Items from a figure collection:
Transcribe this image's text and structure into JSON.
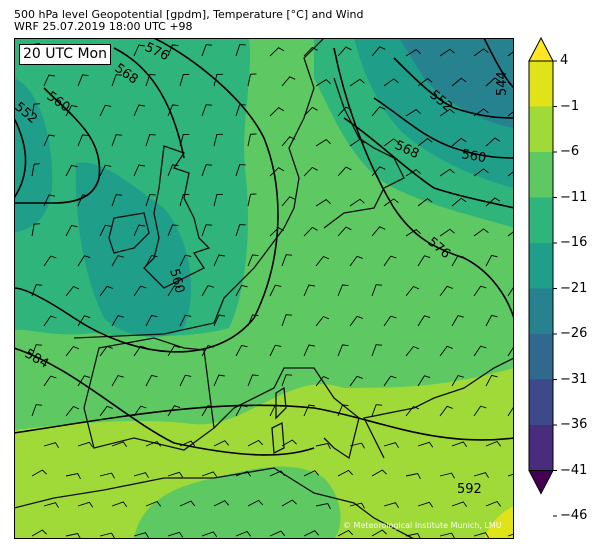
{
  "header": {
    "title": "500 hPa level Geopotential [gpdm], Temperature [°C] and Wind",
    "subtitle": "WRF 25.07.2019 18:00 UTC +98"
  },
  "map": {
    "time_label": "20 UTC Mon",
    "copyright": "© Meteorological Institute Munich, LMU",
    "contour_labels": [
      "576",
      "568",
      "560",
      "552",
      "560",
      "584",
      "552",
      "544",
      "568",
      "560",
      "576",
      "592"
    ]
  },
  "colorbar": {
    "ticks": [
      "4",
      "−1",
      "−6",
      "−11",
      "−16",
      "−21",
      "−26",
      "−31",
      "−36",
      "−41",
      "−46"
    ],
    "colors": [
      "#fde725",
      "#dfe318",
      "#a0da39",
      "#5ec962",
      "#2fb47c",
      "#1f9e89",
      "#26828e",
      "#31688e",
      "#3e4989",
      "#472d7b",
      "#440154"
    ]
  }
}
==
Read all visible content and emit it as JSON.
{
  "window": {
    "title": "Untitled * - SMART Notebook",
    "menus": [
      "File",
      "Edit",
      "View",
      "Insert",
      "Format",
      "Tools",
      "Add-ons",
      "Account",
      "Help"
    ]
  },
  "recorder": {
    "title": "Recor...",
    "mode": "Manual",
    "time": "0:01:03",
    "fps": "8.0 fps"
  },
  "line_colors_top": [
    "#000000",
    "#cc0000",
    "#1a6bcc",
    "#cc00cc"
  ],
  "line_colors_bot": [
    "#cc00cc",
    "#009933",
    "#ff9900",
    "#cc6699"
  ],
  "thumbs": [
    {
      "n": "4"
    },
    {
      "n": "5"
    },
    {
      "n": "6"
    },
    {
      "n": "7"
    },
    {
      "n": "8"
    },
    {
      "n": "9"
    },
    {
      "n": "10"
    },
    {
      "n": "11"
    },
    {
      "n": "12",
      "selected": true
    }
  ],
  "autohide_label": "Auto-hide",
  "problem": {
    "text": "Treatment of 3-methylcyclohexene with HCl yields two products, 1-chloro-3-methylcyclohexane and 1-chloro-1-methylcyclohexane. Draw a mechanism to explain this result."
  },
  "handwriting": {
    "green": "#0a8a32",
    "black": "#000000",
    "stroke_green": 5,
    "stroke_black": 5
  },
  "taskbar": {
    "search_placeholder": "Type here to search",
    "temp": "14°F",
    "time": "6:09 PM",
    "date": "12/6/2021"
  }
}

● **PROBLEM DETAILS**: Determine how many lines of this listing contain "text", and give only the number.

● **EXERCISE RESULT**: 2